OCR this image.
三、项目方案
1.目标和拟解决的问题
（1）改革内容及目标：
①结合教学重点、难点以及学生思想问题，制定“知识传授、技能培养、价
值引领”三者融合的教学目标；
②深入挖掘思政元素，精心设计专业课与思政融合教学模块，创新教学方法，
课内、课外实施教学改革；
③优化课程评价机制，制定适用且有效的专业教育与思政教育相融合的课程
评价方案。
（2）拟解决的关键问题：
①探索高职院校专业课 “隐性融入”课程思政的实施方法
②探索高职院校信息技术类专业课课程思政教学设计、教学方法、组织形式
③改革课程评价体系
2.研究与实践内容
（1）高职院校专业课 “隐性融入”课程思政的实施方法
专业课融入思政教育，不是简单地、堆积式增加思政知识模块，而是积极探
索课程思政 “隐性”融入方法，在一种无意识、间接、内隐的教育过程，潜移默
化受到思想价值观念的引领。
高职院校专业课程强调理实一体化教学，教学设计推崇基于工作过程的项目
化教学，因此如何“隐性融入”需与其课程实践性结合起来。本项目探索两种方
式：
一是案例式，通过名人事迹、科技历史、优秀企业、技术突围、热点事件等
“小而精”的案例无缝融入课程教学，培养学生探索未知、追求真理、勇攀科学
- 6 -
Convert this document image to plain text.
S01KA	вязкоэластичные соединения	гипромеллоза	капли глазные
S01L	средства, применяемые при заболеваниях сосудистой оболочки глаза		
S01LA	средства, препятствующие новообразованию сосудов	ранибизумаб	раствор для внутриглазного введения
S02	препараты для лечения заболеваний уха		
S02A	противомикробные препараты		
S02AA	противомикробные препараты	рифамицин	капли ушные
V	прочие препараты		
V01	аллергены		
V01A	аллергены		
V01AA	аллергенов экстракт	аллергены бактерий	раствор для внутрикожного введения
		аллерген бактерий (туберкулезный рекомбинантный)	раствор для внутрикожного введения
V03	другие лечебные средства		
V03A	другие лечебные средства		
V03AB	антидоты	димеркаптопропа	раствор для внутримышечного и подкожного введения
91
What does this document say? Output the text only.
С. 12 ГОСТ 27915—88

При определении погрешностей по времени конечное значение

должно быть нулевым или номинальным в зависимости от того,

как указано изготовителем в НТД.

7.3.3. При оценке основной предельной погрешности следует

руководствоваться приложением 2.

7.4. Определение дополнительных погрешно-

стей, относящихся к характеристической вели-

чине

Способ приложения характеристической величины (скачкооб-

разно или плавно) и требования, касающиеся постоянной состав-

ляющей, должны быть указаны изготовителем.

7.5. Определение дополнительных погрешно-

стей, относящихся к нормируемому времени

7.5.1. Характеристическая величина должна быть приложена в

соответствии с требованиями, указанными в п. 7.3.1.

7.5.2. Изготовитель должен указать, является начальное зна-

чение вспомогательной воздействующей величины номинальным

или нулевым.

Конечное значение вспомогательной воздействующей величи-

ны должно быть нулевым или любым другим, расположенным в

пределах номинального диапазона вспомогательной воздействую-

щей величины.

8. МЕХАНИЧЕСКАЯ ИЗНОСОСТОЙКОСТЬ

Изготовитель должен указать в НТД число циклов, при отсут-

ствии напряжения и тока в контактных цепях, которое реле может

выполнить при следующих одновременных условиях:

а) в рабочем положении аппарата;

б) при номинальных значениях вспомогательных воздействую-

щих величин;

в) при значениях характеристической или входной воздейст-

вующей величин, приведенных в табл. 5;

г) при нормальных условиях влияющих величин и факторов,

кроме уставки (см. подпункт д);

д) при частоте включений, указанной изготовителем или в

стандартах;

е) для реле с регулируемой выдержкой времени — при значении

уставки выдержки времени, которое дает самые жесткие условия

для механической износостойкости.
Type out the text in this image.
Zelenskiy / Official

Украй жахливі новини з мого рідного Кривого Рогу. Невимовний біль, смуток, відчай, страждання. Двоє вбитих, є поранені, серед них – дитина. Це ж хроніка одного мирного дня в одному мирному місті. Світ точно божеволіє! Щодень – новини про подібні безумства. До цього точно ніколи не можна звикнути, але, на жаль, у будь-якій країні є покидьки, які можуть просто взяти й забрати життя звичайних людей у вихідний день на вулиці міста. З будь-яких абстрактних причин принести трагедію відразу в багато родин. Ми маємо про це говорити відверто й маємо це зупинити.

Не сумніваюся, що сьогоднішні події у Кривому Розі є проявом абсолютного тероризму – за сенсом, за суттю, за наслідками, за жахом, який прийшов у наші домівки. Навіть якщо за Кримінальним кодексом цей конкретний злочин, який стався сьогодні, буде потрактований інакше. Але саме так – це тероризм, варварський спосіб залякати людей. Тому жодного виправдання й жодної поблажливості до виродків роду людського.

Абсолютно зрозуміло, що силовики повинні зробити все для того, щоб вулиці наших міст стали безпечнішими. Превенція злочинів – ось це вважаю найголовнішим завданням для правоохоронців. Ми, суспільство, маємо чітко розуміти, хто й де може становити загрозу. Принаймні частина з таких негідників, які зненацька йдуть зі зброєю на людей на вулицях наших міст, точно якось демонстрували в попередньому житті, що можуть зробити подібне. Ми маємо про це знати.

◇ ◇ ◇

TASK DETAILS: Each line of the material should be duplicated exactly, please.

EXERCISE OUTPUT:
OCR this image.
三、项目方案
1.目标和拟解决的问题
（1）改革内容及目标：
①结合教学重点、难点以及学生思想问题，制定“知识传授、技能培养、价
值引领”三者融合的教学目标；
②深入挖掘思政元素，精心设计专业课与思政融合教学模块，创新教学方法，
课内、课外实施教学改革；
③优化课程评价机制，制定适用且有效的专业教育与思政教育相融合的课程
评价方案。
（2）拟解决的关键问题：
①探索高职院校专业课 “隐性融入”课程思政的实施方法
②探索高职院校信息技术类专业课课程思政教学设计、教学方法、组织形式
③改革课程评价体系
2.研究与实践内容
（1）高职院校专业课 “隐性融入”课程思政的实施方法
专业课融入思政教育，不是简单地、堆积式增加思政知识模块，而是积极探
索课程思政 “隐性”融入方法，在一种无意识、间接、内隐的教育过程，潜移默
化受到思想价值观念的引领。
高职院校专业课程强调理实一体化教学，教学设计推崇基于工作过程的项目
化教学，因此如何“隐性融入”需与其课程实践性结合起来。本项目探索两种方
式：
一是案例式，通过名人事迹、科技历史、优秀企业、技术突围、热点事件等
“小而精”的案例无缝融入课程教学，培养学生探索未知、追求真理、勇攀科学
- 6 -
Convert this document image to plain text.
S01KA	вязкоэластичные соединения	гипромеллоза	капли глазные
S01L	средства, применяемые при заболеваниях сосудистой оболочки глаза		
S01LA	средства, препятствующие новообразованию сосудов	ранибизумаб	раствор для внутриглазного введения
S02	препараты для лечения заболеваний уха		
S02A	противомикробные препараты		
S02AA	противомикробные препараты	рифамицин	капли ушные
V	прочие препараты		
V01	аллергены		
V01A	аллергены		
V01AA	аллергенов экстракт	аллергены бактерий	раствор для внутрикожного введения
		аллерген бактерий (туберкулезный рекомбинантный)	раствор для внутрикожного введения
V03	другие лечебные средства		
V03A	другие лечебные средства		
V03AB	антидоты	димеркаптопропа	раствор для внутримышечного и подкожного введения
91
What does this document say? Output the text only.
С. 12 ГОСТ 27915—88

При определении погрешностей по времени конечное значение

должно быть нулевым или номинальным в зависимости от того,

как указано изготовителем в НТД.

7.3.3. При оценке основной предельной погрешности следует

руководствоваться приложением 2.

7.4. Определение дополнительных погрешно-

стей, относящихся к характеристической вели-

чине

Способ приложения характеристической величины (скачкооб-

разно или плавно) и требования, касающиеся постоянной состав-

ляющей, должны быть указаны изготовителем.

7.5. Определение дополнительных погрешно-

стей, относящихся к нормируемому времени

7.5.1. Характеристическая величина должна быть приложена в

соответствии с требованиями, указанными в п. 7.3.1.

7.5.2. Изготовитель должен указать, является начальное зна-

чение вспомогательной воздействующей величины номинальным

или нулевым.

Конечное значение вспомогательной воздействующей величи-

ны должно быть нулевым или любым другим, расположенным в

пределах номинального диапазона вспомогательной воздействую-

щей величины.

8. МЕХАНИЧЕСКАЯ ИЗНОСОСТОЙКОСТЬ

Изготовитель должен указать в НТД число циклов, при отсут-

ствии напряжения и тока в контактных цепях, которое реле может

выполнить при следующих одновременных условиях:

а) в рабочем положении аппарата;

б) при номинальных значениях вспомогательных воздействую-

щих величин;

в) при значениях характеристической или входной воздейст-

вующей величин, приведенных в табл. 5;

г) при нормальных условиях влияющих величин и факторов,

кроме уставки (см. подпункт д);

д) при частоте включений, указанной изготовителем или в

стандартах;

е) для реле с регулируемой выдержкой времени — при значении

уставки выдержки времени, которое дает самые жесткие условия

для механической износостойкости.
Type out the text in this image.
Zelenskiy / Official

Украй жахливі новини з мого рідного Кривого Рогу. Невимовний біль, смуток, відчай, страждання. Двоє вбитих, є поранені, серед них – дитина. Це ж хроніка одного мирного дня в одному мирному місті. Світ точно божеволіє! Щодень – новини про подібні безумства. До цього точно ніколи не можна звикнути, але, на жаль, у будь-якій країні є покидьки, які можуть просто взяти й забрати життя звичайних людей у вихідний день на вулиці міста. З будь-яких абстрактних причин принести трагедію відразу в багато родин. Ми маємо про це говорити відверто й маємо це зупинити.

Не сумніваюся, що сьогоднішні події у Кривому Розі є проявом абсолютного тероризму – за сенсом, за суттю, за наслідками, за жахом, який прийшов у наші домівки. Навіть якщо за Кримінальним кодексом цей конкретний злочин, який стався сьогодні, буде потрактований інакше. Але саме так – це тероризм, варварський спосіб залякати людей. Тому жодного виправдання й жодної поблажливості до виродків роду людського.

Абсолютно зрозуміло, що силовики повинні зробити все для того, щоб вулиці наших міст стали безпечнішими. Превенція злочинів – ось це вважаю найголовнішим завданням для правоохоронців. Ми, суспільство, маємо чітко розуміти, хто й де може становити загрозу. Принаймні частина з таких негідників, які зненацька йдуть зі зброєю на людей на вулицях наших міст, точно якось демонстрували в попередньому житті, що можуть зробити подібне. Ми маємо про це знати.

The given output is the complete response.